◆ Fragmento del texto
________
El espacio primitivo y el alma en la teoría de la destitución
Xavier Haas
Traducción: Carlos Arévalo
Texte en français: L’espace primitif et l’âme dans la théorie de la destitution
Introducción
Comenzaré con una cita de Agamben, al final del capítulo sobre el mito de Er:
El alma, como la forma-de-vida, es eso en mi zoé, en mi vida corpórea, que no coincide con mi bíos, con mi existencia política y social y, con todo, ha “escogido” ambos, los practica a ambos de ese cierto, inconfundible modo. Es ella misma, en este sentido, el mésos bios, que, en cada bíos y en toda zoé, trunca, revoca y hace verdadera audazmente la elección que los une según la necesidad en esa cierta vida. La forma-de-vida, el alma, es el complemento infinito entre la vida y el modo de vida, lo que aparece cuando se neutralizan recíprocamente y muestran el vacío que los unía. Zoéy bíos −esta es acaso la lección del mito− no están separados ni coinciden: entre ellos, como un vacío de representación del cual no es posible decir nada más, salvo que es “inmortal” e “ingénito” (Fedro, 246a), se halla el alma, que los mantiene indisolublemente en contacto y atestigua por ellos.
Así termina El uso de los cuerpos. Le sigue el epílogo Para una teoría de la potencia destituyente. En él, el alma aparece como el espacio que mantiene el contacto entre zoé y bios sin confundirse con ellos, como aquello que da testimonio de la vida y, a la vez, es irrepresentable.
Esta cuestión del alma parece absolutamente crucial. En el Manifiesto conspiracionista (Ed. Pepitas de calabaza, 2022) se habla de la guerra contra las almas: tanto de la guerra contra las almas como de la propia alma siendo campo de batalla.
En 1936, el psiquiatra Eugène Minkowski publicó Vers une cosmologie (Hacia una cosmología)1, que tiene como objetivo, por decirlo en pocas palabras, proporcionarle un fundamento cosmológico y existencial a su psicopatología. En un breve capítulo, desarrolla la noción de espacio primitivo, y me parece que esta idea puede resonar y, por qué no, ampliar lo que dice Agamben sobre el alma como mesos bios.
Veamos de qué se trata.
Para Eugène Minkowski, los fenómenos psíquicos tienen un alcance cósmico o, dicho de otra manera, existe una solidaridad estructural entre lo que él llama el yo y el universo.
Sabemos que el hombre es solidario con la naturaleza no sólo en el sentido de que forma parte de ella o, como así lo quieren las ciencias biológicas, de que procede y es producto de ella, sino también, e incluso, sobre todo, en el sentido de que cada movimiento de su alma tiene una base profunda y enteramente natural en el mundo y nos revela así una cualidad primordial de la estructura del universo. Esta solidaridad estructural es una de las garantías de la objetividad del lado poético de la vida. (Eugène Minkowski, Vers une cosmologie, VC)
________
◆ Datos proporcionados
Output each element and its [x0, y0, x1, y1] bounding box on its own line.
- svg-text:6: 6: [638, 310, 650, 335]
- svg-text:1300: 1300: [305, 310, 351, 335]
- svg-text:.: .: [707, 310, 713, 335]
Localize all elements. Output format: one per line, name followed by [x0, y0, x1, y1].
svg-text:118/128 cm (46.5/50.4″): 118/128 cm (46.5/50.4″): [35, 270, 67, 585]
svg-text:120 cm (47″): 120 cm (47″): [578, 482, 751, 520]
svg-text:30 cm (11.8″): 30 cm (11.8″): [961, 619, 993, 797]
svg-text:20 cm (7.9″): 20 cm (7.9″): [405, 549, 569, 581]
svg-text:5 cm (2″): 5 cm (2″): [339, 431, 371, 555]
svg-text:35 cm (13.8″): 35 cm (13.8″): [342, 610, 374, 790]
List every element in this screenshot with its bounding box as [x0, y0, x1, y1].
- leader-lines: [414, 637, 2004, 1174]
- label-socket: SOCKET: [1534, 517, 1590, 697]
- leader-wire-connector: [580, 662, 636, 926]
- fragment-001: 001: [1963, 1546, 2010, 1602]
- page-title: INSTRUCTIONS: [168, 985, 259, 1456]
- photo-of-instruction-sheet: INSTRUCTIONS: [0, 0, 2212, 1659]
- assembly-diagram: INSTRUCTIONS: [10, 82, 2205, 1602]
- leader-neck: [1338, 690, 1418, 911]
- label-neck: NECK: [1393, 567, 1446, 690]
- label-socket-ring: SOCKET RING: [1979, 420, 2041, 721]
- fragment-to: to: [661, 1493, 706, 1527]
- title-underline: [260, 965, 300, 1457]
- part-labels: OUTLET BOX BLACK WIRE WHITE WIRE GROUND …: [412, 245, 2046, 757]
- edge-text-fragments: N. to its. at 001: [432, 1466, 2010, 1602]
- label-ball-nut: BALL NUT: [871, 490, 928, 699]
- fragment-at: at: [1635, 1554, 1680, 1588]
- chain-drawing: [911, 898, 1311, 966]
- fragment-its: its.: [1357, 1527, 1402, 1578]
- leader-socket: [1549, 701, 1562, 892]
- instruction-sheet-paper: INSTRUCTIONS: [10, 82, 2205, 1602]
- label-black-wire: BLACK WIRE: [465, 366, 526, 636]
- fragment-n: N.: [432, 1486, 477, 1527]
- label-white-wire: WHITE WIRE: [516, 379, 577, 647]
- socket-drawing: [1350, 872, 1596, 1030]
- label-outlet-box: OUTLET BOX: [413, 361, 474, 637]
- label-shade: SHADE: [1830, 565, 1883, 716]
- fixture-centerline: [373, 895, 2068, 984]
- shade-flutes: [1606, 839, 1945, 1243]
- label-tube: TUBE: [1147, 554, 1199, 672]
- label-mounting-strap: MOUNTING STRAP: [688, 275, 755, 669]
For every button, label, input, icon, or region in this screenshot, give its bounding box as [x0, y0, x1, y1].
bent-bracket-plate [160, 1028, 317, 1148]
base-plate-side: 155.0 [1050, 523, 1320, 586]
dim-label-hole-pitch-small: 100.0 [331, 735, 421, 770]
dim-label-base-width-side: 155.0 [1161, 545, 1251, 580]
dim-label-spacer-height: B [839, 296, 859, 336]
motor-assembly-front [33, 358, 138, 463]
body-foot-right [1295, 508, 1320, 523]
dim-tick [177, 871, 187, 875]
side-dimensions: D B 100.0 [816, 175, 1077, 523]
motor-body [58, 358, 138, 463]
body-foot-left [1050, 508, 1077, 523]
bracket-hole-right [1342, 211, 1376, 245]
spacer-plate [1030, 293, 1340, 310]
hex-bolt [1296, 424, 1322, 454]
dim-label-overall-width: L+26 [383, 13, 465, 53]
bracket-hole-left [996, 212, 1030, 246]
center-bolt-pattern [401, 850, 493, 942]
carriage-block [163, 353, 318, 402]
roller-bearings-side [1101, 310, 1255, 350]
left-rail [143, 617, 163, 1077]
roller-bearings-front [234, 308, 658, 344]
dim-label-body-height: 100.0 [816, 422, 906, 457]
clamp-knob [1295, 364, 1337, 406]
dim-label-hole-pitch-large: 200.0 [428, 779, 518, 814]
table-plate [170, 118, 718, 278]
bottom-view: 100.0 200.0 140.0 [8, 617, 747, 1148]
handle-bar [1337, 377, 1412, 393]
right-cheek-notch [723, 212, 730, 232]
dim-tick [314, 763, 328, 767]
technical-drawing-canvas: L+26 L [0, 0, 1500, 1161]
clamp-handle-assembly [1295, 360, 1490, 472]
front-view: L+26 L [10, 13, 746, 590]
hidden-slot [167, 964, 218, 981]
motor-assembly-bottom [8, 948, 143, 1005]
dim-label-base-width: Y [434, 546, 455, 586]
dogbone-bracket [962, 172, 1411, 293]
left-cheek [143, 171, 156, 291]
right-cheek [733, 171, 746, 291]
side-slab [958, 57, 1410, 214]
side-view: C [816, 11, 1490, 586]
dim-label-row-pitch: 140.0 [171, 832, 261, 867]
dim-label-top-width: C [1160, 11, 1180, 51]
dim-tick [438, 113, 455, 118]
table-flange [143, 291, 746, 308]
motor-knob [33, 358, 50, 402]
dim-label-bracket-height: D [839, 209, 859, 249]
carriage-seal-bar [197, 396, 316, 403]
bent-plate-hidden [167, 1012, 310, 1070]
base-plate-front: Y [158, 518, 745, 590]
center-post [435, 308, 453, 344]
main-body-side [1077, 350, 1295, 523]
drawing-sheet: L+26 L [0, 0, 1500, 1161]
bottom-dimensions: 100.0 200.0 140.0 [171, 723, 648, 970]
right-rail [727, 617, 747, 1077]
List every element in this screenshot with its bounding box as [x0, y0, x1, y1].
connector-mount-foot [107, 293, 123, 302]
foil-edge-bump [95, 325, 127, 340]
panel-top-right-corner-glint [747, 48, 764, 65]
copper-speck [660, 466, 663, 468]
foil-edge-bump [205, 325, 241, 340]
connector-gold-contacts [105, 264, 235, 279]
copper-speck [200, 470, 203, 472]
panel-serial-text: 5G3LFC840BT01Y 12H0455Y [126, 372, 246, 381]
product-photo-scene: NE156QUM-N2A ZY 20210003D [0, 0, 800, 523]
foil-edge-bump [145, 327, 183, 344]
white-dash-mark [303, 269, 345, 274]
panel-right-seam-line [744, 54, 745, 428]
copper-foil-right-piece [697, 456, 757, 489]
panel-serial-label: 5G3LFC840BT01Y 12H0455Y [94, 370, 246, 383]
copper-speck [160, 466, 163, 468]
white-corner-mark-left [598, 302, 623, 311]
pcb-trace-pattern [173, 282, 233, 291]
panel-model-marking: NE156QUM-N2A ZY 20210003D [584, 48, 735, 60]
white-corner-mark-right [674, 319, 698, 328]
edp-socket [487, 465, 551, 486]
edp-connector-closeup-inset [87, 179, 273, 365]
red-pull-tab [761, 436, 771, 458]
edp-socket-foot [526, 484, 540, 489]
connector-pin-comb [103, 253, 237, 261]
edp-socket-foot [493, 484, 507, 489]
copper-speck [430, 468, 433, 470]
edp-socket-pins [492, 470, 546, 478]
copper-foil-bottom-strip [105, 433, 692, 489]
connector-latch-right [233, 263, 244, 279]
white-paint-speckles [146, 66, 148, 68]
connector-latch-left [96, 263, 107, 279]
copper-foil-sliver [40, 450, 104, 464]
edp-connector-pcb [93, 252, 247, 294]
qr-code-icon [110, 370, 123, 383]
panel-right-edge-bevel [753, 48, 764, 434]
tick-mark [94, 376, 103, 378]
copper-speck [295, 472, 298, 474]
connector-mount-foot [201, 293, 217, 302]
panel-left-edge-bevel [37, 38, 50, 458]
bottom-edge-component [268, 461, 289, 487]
________
◆ Tarea asignada A
Indica si cada afirmación coincide con el texto sobre el espacio primitivo y el alma: (i) Minkowski publicó Vers une cosmologie en 1936; (ii) según Minkowski, hay una solidaridad estructural entre el yo y la sociedad; (iii) el Manifiesto conspiracionista salió en 2022 en Pepitas de calabaza. Responde sí o no en cada caso y cita literalmente las palabras del texto que lo deciden.
◆ Tarea asignada B
Transcribe sin cambios todo lo que va de "En 1936, el" hasta "como mesos bios." en el texto sobre el espacio primitivo y el alma.
◆ Tarea asignada C
Retoma el texto sobre el espacio primitivo y el alma y continúalo a partir de su última frase.
El material no guarda relación con el texto sobre el espacio primitivo y el alma.

◆ Respuesta escrita A
(i) Sí: «En 1936, el psiquiatra Eugène Minkowski publicó Vers une cosmologie».
(ii) No: «existe una solidaridad estructural entre lo que él llama el yo y el universo».
(iii) Sí: «Manifiesto conspiracionista (Ed. Pepitas de calabaza, 2022)».

◆ Respuesta escrita B
En 1936, el psiquiatra Eugène Minkowski publicó Vers une cosmologie (Hacia una cosmología)1, que tiene como objetivo, por decirlo en pocas palabras, proporcionarle un fundamento cosmológico y existencial a su psicopatología. En un breve capítulo, desarrolla la noción de espacio primitivo, y me parece que esta idea puede resonar y, por qué no, ampliar lo que dice Agamben sobre el alma como mesos bios.

◆ Respuesta escrita C
Una manera de entender esta solidaridad estructural es interesarse por una reflexión que desarrolló sobre el movimiento, que le llevó a formular la idea de espacio primitivo.
¿En qué sentido de movimiento se puede hablar de un movimiento común al alma y a la naturaleza?
Espacio primitivo
Minkowski pone el ejemplo de acompañar a un ser querido a la estación.
Su partida es un desgarro para mí. Pasan los minutos, las puertas se cierran y entonces el tren arranca. Instintivamente, empiezo a correr, sigo el vagón, le tiendo la mano una vez más. Pero el tren va más rápido que yo. Pronto me detengo; ahora sigo el convoy con la mirada, intentando vislumbrar por última vez la mano que me saluda. Entonces el tren desaparece en una curva; ya no veo nada, pero no me detengo en seco; mis pensamientos siguen al tren, uniéndose a su marcha, que arrastra consigo, en la lejanía, toda una parte de mi ser. (VC, p. 76)
Según un punto de vista científico, el único movimiento real es el movimiento cinético del cuerpo. Primero se produciría el desplazamiento del cuerpo en el espacio, luego la percepción visual del tren cuando el cuerpo se detiene y, por último, cuando el tren ya no es visible, una representación a través del pensamiento. “Tres etapas distintas, tres cortes claros […]: desplazamiento, mirada, representación”. (VC, p. 77).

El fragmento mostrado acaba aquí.